**Data supplied**:
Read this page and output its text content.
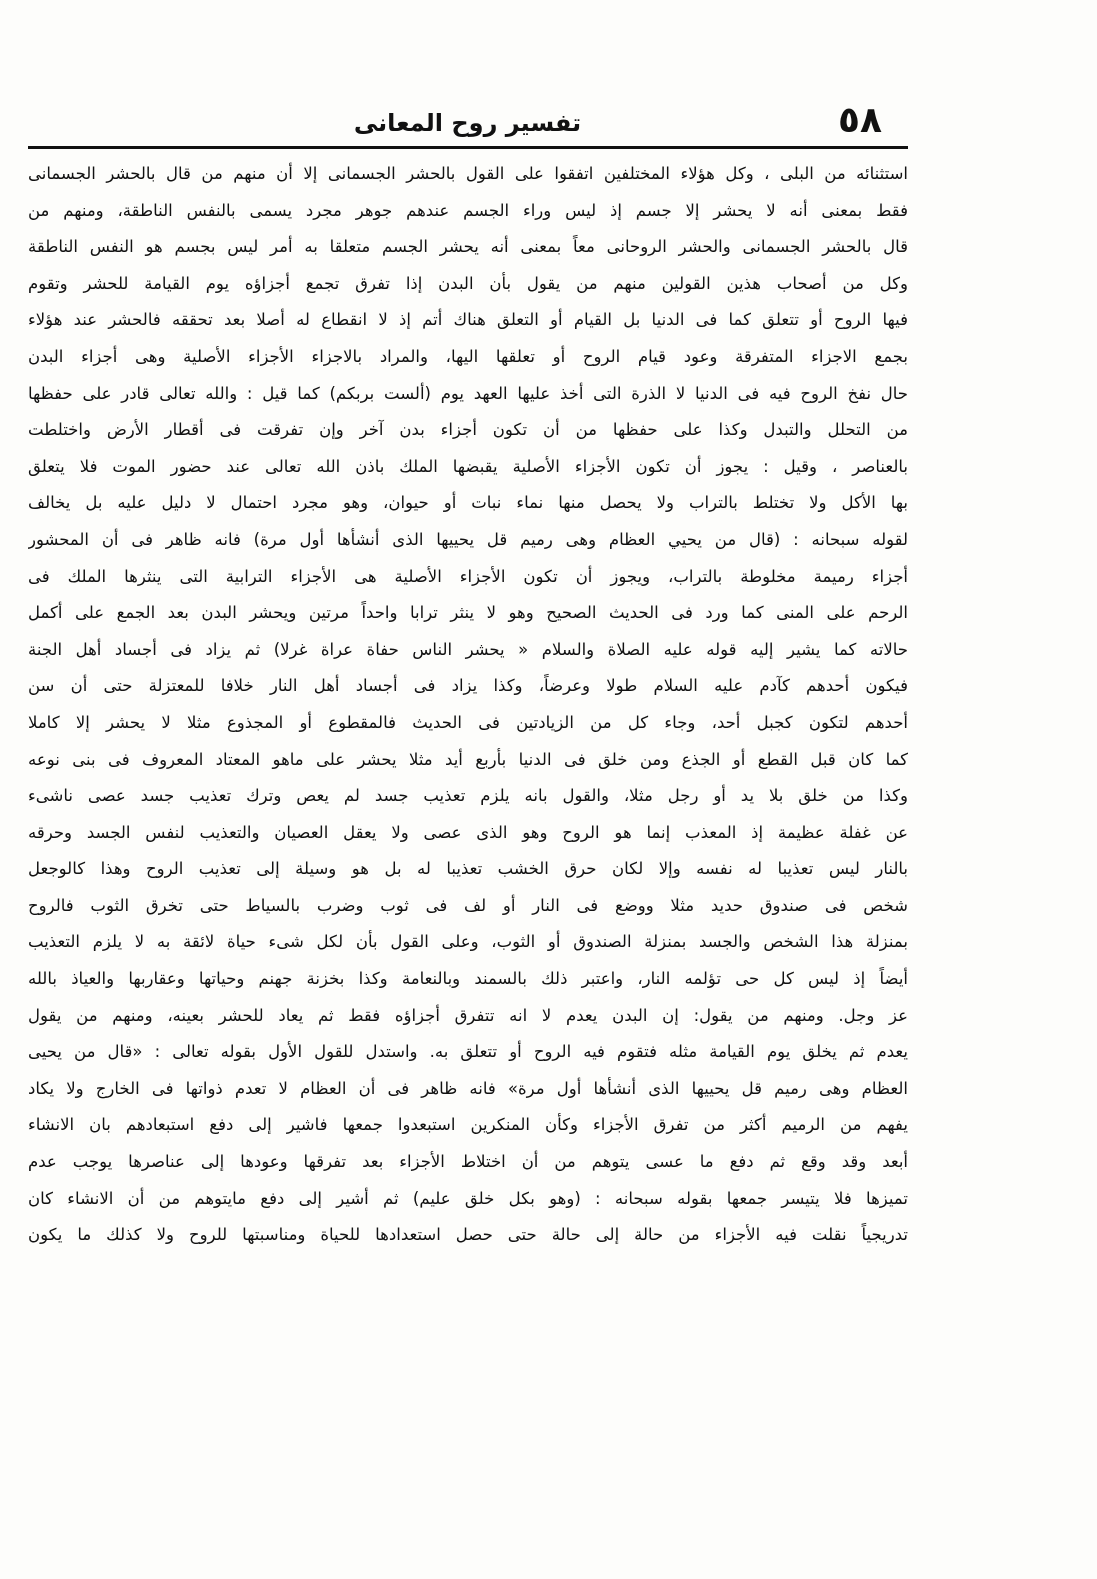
تفسير روح المعانى	٥٨
استثنائه من البلى ، وكل هؤلاء المختلفين اتفقوا على القول بالحشر الجسمانى إلا أن منهم من قال بالحشر الجسمانى
فقط بمعنى أنه لا يحشر إلا جسم إذ ليس وراء الجسم عندهم جوهر مجرد يسمى بالنفس الناطقة، ومنهم من
قال بالحشر الجسمانى والحشر الروحانى معاً بمعنى أنه يحشر الجسم متعلقا به أمر ليس بجسم هو النفس الناطقة
وكل من أصحاب هذين القولين منهم من يقول بأن البدن إذا تفرق تجمع أجزاؤه يوم القيامة للحشر وتقوم
فيها الروح أو تتعلق كما فى الدنيا بل القيام أو التعلق هناك أتم إذ لا انقطاع له أصلا بعد تحققه فالحشر عند هؤلاء
بجمع الاجزاء المتفرقة وعود قيام الروح أو تعلقها اليها، والمراد بالاجزاء الأجزاء الأصلية وهى أجزاء البدن
حال نفخ الروح فيه فى الدنيا لا الذرة التى أخذ عليها العهد يوم (ألست بربكم) كما قيل : والله تعالى قادر على حفظها
من التحلل والتبدل وكذا على حفظها من أن تكون أجزاء بدن آخر وإن تفرقت فى أقطار الأرض واختلطت
بالعناصر ، وقيل : يجوز أن تكون الأجزاء الأصلية يقبضها الملك باذن الله تعالى عند حضور الموت فلا يتعلق
بها الأكل ولا تختلط بالتراب ولا يحصل منها نماء نبات أو حيوان، وهو مجرد احتمال لا دليل عليه بل يخالف
لقوله سبحانه : (قال من يحيي العظام وهى رميم قل يحييها الذى أنشأها أول مرة) فانه ظاهر فى أن المحشور
أجزاء رميمة مخلوطة بالتراب، ويجوز أن تكون الأجزاء الأصلية هى الأجزاء الترابية التى ينثرها الملك فى
الرحم على المنى كما ورد فى الحديث الصحيح وهو لا ينثر ترابا واحداً مرتين ويحشر البدن بعد الجمع على أكمل
حالاته كما يشير إليه قوله عليه الصلاة والسلام « يحشر الناس حفاة عراة غرلا) ثم يزاد فى أجساد أهل الجنة
فيكون أحدهم كآدم عليه السلام طولا وعرضاً، وكذا يزاد فى أجساد أهل النار خلافا للمعتزلة حتى أن سن
أحدهم لتكون كجبل أحد، وجاء كل من الزيادتين فى الحديث فالمقطوع أو المجذوع مثلا لا يحشر إلا كاملا
كما كان قبل القطع أو الجذع ومن خلق فى الدنيا بأربع أيد مثلا يحشر على ماهو المعتاد المعروف فى بنى نوعه
وكذا من خلق بلا يد أو رجل مثلا، والقول بانه يلزم تعذيب جسد لم يعص وترك تعذيب جسد عصى ناشىء
عن غفلة عظيمة إذ المعذب إنما هو الروح وهو الذى عصى ولا يعقل العصيان والتعذيب لنفس الجسد وحرقه
بالنار ليس تعذيبا له نفسه وإلا لكان حرق الخشب تعذيبا له بل هو وسيلة إلى تعذيب الروح وهذا كالوجعل
شخص فى صندوق حديد مثلا ووضع فى النار أو لف فى ثوب وضرب بالسياط حتى تخرق الثوب فالروح
بمنزلة هذا الشخص والجسد بمنزلة الصندوق أو الثوب، وعلى القول بأن لكل شىء حياة لائقة به لا يلزم التعذيب
أيضاً إذ ليس كل حى تؤلمه النار، واعتبر ذلك بالسمند وبالنعامة وكذا بخزنة جهنم وحياتها وعقاربها والعياذ بالله
عز وجل. ومنهم من يقول: إن البدن يعدم لا انه تتفرق أجزاؤه فقط ثم يعاد للحشر بعينه، ومنهم من يقول
يعدم ثم يخلق يوم القيامة مثله فتقوم فيه الروح أو تتعلق به. واستدل للقول الأول بقوله تعالى : «قال من يحيى
العظام وهى رميم قل يحييها الذى أنشأها أول مرة» فانه ظاهر فى أن العظام لا تعدم ذواتها فى الخارج ولا يكاد
يفهم من الرميم أكثر من تفرق الأجزاء وكأن المنكرين استبعدوا جمعها فاشير إلى دفع استبعادهم بان الانشاء
أبعد وقد وقع ثم دفع ما عسى يتوهم من أن اختلاط الأجزاء بعد تفرقها وعودها إلى عناصرها يوجب عدم
تميزها فلا يتيسر جمعها بقوله سبحانه : (وهو بكل خلق عليم) ثم أشير إلى دفع مايتوهم من أن الانشاء كان
تدريجياً نقلت فيه الأجزاء من حالة إلى حالة حتى حصل استعدادها للحياة ومناسبتها للروح ولا كذلك ما يكون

**What to produce**: Print the records above exactly as they stand, but leave out the pictures.

**Answer**:
Read this page and output its text content.
تفسير روح المعانى	٥٨
استثنائه من البلى ، وكل هؤلاء المختلفين اتفقوا على القول بالحشر الجسمانى إلا أن منهم من قال بالحشر الجسمانى
فقط بمعنى أنه لا يحشر إلا جسم إذ ليس وراء الجسم عندهم جوهر مجرد يسمى بالنفس الناطقة، ومنهم من
قال بالحشر الجسمانى والحشر الروحانى معاً بمعنى أنه يحشر الجسم متعلقا به أمر ليس بجسم هو النفس الناطقة
وكل من أصحاب هذين القولين منهم من يقول بأن البدن إذا تفرق تجمع أجزاؤه يوم القيامة للحشر وتقوم
فيها الروح أو تتعلق كما فى الدنيا بل القيام أو التعلق هناك أتم إذ لا انقطاع له أصلا بعد تحققه فالحشر عند هؤلاء
بجمع الاجزاء المتفرقة وعود قيام الروح أو تعلقها اليها، والمراد بالاجزاء الأجزاء الأصلية وهى أجزاء البدن
حال نفخ الروح فيه فى الدنيا لا الذرة التى أخذ عليها العهد يوم (ألست بربكم) كما قيل : والله تعالى قادر على حفظها
من التحلل والتبدل وكذا على حفظها من أن تكون أجزاء بدن آخر وإن تفرقت فى أقطار الأرض واختلطت
بالعناصر ، وقيل : يجوز أن تكون الأجزاء الأصلية يقبضها الملك باذن الله تعالى عند حضور الموت فلا يتعلق
بها الأكل ولا تختلط بالتراب ولا يحصل منها نماء نبات أو حيوان، وهو مجرد احتمال لا دليل عليه بل يخالف
لقوله سبحانه : (قال من يحيي العظام وهى رميم قل يحييها الذى أنشأها أول مرة) فانه ظاهر فى أن المحشور
أجزاء رميمة مخلوطة بالتراب، ويجوز أن تكون الأجزاء الأصلية هى الأجزاء الترابية التى ينثرها الملك فى
الرحم على المنى كما ورد فى الحديث الصحيح وهو لا ينثر ترابا واحداً مرتين ويحشر البدن بعد الجمع على أكمل
حالاته كما يشير إليه قوله عليه الصلاة والسلام « يحشر الناس حفاة عراة غرلا) ثم يزاد فى أجساد أهل الجنة
فيكون أحدهم كآدم عليه السلام طولا وعرضاً، وكذا يزاد فى أجساد أهل النار خلافا للمعتزلة حتى أن سن
أحدهم لتكون كجبل أحد، وجاء كل من الزيادتين فى الحديث فالمقطوع أو المجذوع مثلا لا يحشر إلا كاملا
كما كان قبل القطع أو الجذع ومن خلق فى الدنيا بأربع أيد مثلا يحشر على ماهو المعتاد المعروف فى بنى نوعه
وكذا من خلق بلا يد أو رجل مثلا، والقول بانه يلزم تعذيب جسد لم يعص وترك تعذيب جسد عصى ناشىء
عن غفلة عظيمة إذ المعذب إنما هو الروح وهو الذى عصى ولا يعقل العصيان والتعذيب لنفس الجسد وحرقه
بالنار ليس تعذيبا له نفسه وإلا لكان حرق الخشب تعذيبا له بل هو وسيلة إلى تعذيب الروح وهذا كالوجعل
شخص فى صندوق حديد مثلا ووضع فى النار أو لف فى ثوب وضرب بالسياط حتى تخرق الثوب فالروح
بمنزلة هذا الشخص والجسد بمنزلة الصندوق أو الثوب، وعلى القول بأن لكل شىء حياة لائقة به لا يلزم التعذيب
أيضاً إذ ليس كل حى تؤلمه النار، واعتبر ذلك بالسمند وبالنعامة وكذا بخزنة جهنم وحياتها وعقاربها والعياذ بالله
عز وجل. ومنهم من يقول: إن البدن يعدم لا انه تتفرق أجزاؤه فقط ثم يعاد للحشر بعينه، ومنهم من يقول
يعدم ثم يخلق يوم القيامة مثله فتقوم فيه الروح أو تتعلق به. واستدل للقول الأول بقوله تعالى : «قال من يحيى
العظام وهى رميم قل يحييها الذى أنشأها أول مرة» فانه ظاهر فى أن العظام لا تعدم ذواتها فى الخارج ولا يكاد
يفهم من الرميم أكثر من تفرق الأجزاء وكأن المنكرين استبعدوا جمعها فاشير إلى دفع استبعادهم بان الانشاء
أبعد وقد وقع ثم دفع ما عسى يتوهم من أن اختلاط الأجزاء بعد تفرقها وعودها إلى عناصرها يوجب عدم
تميزها فلا يتيسر جمعها بقوله سبحانه : (وهو بكل خلق عليم) ثم أشير إلى دفع مايتوهم من أن الانشاء كان
تدريجياً نقلت فيه الأجزاء من حالة إلى حالة حتى حصل استعدادها للحياة ومناسبتها للروح ولا كذلك ما يكون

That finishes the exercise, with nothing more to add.